• THE TASK
Every line of the material that follows must be printed again exactly.

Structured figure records
Start
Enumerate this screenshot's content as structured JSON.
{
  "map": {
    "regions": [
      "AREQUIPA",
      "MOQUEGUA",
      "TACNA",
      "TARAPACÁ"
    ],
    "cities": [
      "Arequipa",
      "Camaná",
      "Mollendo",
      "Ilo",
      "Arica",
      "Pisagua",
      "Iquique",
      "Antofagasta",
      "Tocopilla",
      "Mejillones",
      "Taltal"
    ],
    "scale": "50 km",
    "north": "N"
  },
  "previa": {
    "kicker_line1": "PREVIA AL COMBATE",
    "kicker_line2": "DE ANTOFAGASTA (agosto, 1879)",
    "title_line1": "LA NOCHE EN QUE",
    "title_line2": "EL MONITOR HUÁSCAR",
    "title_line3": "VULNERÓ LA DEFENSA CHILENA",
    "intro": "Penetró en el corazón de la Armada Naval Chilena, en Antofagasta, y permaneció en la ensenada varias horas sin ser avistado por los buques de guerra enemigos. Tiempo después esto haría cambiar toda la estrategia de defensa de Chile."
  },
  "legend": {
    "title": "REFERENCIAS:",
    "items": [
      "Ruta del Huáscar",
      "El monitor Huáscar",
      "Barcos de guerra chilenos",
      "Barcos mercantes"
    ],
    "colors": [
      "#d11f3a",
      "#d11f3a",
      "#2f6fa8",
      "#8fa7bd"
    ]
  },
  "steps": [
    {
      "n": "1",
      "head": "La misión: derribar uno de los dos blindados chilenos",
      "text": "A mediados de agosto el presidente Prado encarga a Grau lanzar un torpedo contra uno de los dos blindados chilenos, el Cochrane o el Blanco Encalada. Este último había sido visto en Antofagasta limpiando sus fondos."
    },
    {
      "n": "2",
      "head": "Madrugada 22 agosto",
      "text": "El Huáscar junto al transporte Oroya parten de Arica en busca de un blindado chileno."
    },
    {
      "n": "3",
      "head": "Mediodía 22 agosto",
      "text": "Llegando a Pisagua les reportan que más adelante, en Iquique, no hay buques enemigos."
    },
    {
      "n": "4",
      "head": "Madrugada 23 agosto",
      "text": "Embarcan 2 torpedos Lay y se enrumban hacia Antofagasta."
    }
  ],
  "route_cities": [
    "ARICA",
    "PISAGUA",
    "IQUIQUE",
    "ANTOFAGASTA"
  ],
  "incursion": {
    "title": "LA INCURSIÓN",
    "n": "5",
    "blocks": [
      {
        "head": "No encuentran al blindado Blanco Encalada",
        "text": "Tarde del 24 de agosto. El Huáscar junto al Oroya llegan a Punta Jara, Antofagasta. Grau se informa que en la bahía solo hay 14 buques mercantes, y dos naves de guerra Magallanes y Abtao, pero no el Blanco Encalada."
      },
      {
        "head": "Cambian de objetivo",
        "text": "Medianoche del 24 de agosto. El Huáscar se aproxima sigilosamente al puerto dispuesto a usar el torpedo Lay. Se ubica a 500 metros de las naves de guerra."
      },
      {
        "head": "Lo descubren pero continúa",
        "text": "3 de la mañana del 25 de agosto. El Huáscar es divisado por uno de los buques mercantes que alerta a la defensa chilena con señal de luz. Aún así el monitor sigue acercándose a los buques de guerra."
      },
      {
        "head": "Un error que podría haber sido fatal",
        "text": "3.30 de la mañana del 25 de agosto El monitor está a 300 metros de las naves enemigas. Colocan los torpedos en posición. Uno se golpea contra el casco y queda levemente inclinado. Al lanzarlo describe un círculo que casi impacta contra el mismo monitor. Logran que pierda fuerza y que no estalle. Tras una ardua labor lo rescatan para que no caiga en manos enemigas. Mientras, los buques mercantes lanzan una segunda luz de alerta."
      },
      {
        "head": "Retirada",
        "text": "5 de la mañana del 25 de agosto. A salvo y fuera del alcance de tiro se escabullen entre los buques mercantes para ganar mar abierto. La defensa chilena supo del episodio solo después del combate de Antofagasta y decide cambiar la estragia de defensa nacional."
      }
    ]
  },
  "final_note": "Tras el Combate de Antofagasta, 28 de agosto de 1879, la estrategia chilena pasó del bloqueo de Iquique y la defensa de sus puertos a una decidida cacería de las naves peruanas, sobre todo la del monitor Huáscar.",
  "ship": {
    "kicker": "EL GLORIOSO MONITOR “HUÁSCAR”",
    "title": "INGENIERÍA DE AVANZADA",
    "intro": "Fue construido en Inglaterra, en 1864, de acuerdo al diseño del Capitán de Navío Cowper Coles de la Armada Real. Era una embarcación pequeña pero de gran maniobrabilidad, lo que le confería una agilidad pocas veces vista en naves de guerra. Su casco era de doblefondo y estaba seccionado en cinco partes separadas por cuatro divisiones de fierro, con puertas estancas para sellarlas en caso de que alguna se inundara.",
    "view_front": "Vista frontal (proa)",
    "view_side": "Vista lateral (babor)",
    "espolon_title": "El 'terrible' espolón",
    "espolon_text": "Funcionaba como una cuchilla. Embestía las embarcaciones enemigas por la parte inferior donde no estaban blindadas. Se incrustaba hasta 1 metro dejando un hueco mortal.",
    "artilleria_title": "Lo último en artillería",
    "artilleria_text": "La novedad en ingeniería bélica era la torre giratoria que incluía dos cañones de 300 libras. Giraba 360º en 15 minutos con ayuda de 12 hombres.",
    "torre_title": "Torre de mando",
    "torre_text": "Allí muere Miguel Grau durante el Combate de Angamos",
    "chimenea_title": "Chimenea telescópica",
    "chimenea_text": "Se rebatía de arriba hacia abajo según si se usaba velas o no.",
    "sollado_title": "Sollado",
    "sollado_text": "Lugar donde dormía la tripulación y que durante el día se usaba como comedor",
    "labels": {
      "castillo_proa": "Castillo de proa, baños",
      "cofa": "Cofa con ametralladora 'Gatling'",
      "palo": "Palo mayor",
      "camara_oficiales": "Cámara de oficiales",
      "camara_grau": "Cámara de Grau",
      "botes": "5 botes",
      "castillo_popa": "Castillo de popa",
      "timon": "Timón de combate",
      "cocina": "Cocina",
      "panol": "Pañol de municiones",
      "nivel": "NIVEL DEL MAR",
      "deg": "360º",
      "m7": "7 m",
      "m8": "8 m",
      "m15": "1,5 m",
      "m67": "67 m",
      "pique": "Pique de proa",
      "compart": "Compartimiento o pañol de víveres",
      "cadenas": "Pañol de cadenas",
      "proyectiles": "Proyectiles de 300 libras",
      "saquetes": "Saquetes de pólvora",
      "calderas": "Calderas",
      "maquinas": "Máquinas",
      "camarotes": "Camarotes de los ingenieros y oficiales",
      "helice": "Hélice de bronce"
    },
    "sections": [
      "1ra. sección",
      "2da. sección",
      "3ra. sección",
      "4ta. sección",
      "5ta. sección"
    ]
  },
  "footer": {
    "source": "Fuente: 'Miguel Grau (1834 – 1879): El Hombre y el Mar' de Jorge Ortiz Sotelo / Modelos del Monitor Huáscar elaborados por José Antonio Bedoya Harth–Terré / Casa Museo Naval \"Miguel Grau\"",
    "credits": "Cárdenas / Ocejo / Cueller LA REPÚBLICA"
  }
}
End
• RESPONSE BELOW
Enumerate this screenshot's content as structured JSON.
{
  "map": {
    "regions": [
      "AREQUIPA",
      "MOQUEGUA",
      "TACNA",
      "TARAPACÁ"
    ],
    "cities": [
      "Arequipa",
      "Camaná",
      "Mollendo",
      "Ilo",
      "Arica",
      "Pisagua",
      "Iquique",
      "Antofagasta",
      "Tocopilla",
      "Mejillones",
      "Taltal"
    ],
    "scale": "50 km",
    "north": "N"
  },
  "previa": {
    "kicker_line1": "PREVIA AL COMBATE",
    "kicker_line2": "DE ANTOFAGASTA (agosto, 1879)",
    "title_line1": "LA NOCHE EN QUE",
    "title_line2": "EL MONITOR HUÁSCAR",
    "title_line3": "VULNERÓ LA DEFENSA CHILENA",
    "intro": "Penetró en el corazón de la Armada Naval Chilena, en Antofagasta, y permaneció en la ensenada varias horas sin ser avistado por los buques de guerra enemigos. Tiempo después esto haría cambiar toda la estrategia de defensa de Chile."
  },
  "legend": {
    "title": "REFERENCIAS:",
    "items": [
      "Ruta del Huáscar",
      "El monitor Huáscar",
      "Barcos de guerra chilenos",
      "Barcos mercantes"
    ],
    "colors": [
      "#d11f3a",
      "#d11f3a",
      "#2f6fa8",
      "#8fa7bd"
    ]
  },
  "steps": [
    {
      "n": "1",
      "head": "La misión: derribar uno de los dos blindados chilenos",
      "text": "A mediados de agosto el presidente Prado encarga a Grau lanzar un torpedo contra uno de los dos blindados chilenos, el Cochrane o el Blanco Encalada. Este último había sido visto en Antofagasta limpiando sus fondos."
    },
    {
      "n": "2",
      "head": "Madrugada 22 agosto",
      "text": "El Huáscar junto al transporte Oroya parten de Arica en busca de un blindado chileno."
    },
    {
      "n": "3",
      "head": "Mediodía 22 agosto",
      "text": "Llegando a Pisagua les reportan que más adelante, en Iquique, no hay buques enemigos."
    },
    {
      "n": "4",
      "head": "Madrugada 23 agosto",
      "text": "Embarcan 2 torpedos Lay y se enrumban hacia Antofagasta."
    }
  ],
  "route_cities": [
    "ARICA",
    "PISAGUA",
    "IQUIQUE",
    "ANTOFAGASTA"
  ],
  "incursion": {
    "title": "LA INCURSIÓN",
    "n": "5",
    "blocks": [
      {
        "head": "No encuentran al blindado Blanco Encalada",
        "text": "Tarde del 24 de agosto. El Huáscar junto al Oroya llegan a Punta Jara, Antofagasta. Grau se informa que en la bahía solo hay 14 buques mercantes, y dos naves de guerra Magallanes y Abtao, pero no el Blanco Encalada."
      },
      {
        "head": "Cambian de objetivo",
        "text": "Medianoche del 24 de agosto. El Huáscar se aproxima sigilosamente al puerto dispuesto a usar el torpedo Lay. Se ubica a 500 metros de las naves de guerra."
      },
      {
        "head": "Lo descubren pero continúa",
        "text": "3 de la mañana del 25 de agosto. El Huáscar es divisado por uno de los buques mercantes que alerta a la defensa chilena con señal de luz. Aún así el monitor sigue acercándose a los buques de guerra."
      },
      {
        "head": "Un error que podría haber sido fatal",
        "text": "3.30 de la mañana del 25 de agosto El monitor está a 300 metros de las naves enemigas. Colocan los torpedos en posición. Uno se golpea contra el casco y queda levemente inclinado. Al lanzarlo describe un círculo que casi impacta contra el mismo monitor. Logran que pierda fuerza y que no estalle. Tras una ardua labor lo rescatan para que no caiga en manos enemigas. Mientras, los buques mercantes lanzan una segunda luz de alerta."
      },
      {
        "head": "Retirada",
        "text": "5 de la mañana del 25 de agosto. A salvo y fuera del alcance de tiro se escabullen entre los buques mercantes para ganar mar abierto. La defensa chilena supo del episodio solo después del combate de Antofagasta y decide cambiar la estragia de defensa nacional."
      }
    ]
  },
  "final_note": "Tras el Combate de Antofagasta, 28 de agosto de 1879, la estrategia chilena pasó del bloqueo de Iquique y la defensa de sus puertos a una decidida cacería de las naves peruanas, sobre todo la del monitor Huáscar.",
  "ship": {
    "kicker": "EL GLORIOSO MONITOR “HUÁSCAR”",
    "title": "INGENIERÍA DE AVANZADA",
    "intro": "Fue construido en Inglaterra, en 1864, de acuerdo al diseño del Capitán de Navío Cowper Coles de la Armada Real. Era una embarcación pequeña pero de gran maniobrabilidad, lo que le confería una agilidad pocas veces vista en naves de guerra. Su casco era de doblefondo y estaba seccionado en cinco partes separadas por cuatro divisiones de fierro, con puertas estancas para sellarlas en caso de que alguna se inundara.",
    "view_front": "Vista frontal (proa)",
    "view_side": "Vista lateral (babor)",
    "espolon_title": "El 'terrible' espolón",
    "espolon_text": "Funcionaba como una cuchilla. Embestía las embarcaciones enemigas por la parte inferior donde no estaban blindadas. Se incrustaba hasta 1 metro dejando un hueco mortal.",
    "artilleria_title": "Lo último en artillería",
    "artilleria_text": "La novedad en ingeniería bélica era la torre giratoria que incluía dos cañones de 300 libras. Giraba 360º en 15 minutos con ayuda de 12 hombres.",
    "torre_title": "Torre de mando",
    "torre_text": "Allí muere Miguel Grau durante el Combate de Angamos",
    "chimenea_title": "Chimenea telescópica",
    "chimenea_text": "Se rebatía de arriba hacia abajo según si se usaba velas o no.",
    "sollado_title": "Sollado",
    "sollado_text": "Lugar donde dormía la tripulación y que durante el día se usaba como comedor",
    "labels": {
      "castillo_proa": "Castillo de proa, baños",
      "cofa": "Cofa con ametralladora 'Gatling'",
      "palo": "Palo mayor",
      "camara_oficiales": "Cámara de oficiales",
      "camara_grau": "Cámara de Grau",
      "botes": "5 botes",
      "castillo_popa": "Castillo de popa",
      "timon": "Timón de combate",
      "cocina": "Cocina",
      "panol": "Pañol de municiones",
      "nivel": "NIVEL DEL MAR",
      "deg": "360º",
      "m7": "7 m",
      "m8": "8 m",
      "m15": "1,5 m",
      "m67": "67 m",
      "pique": "Pique de proa",
      "compart": "Compartimiento o pañol de víveres",
      "cadenas": "Pañol de cadenas",
      "proyectiles": "Proyectiles de 300 libras",
      "saquetes": "Saquetes de pólvora",
      "calderas": "Calderas",
      "maquinas": "Máquinas",
      "camarotes": "Camarotes de los ingenieros y oficiales",
      "helice": "Hélice de bronce"
    },
    "sections": [
      "1ra. sección",
      "2da. sección",
      "3ra. sección",
      "4ta. sección",
      "5ta. sección"
    ]
  },
  "footer": {
    "source": "Fuente: 'Miguel Grau (1834 – 1879): El Hombre y el Mar' de Jorge Ortiz Sotelo / Modelos del Monitor Huáscar elaborados por José Antonio Bedoya Harth–Terré / Casa Museo Naval \"Miguel Grau\"",
    "credits": "Cárdenas / Ocejo / Cueller LA REPÚBLICA"
  }
}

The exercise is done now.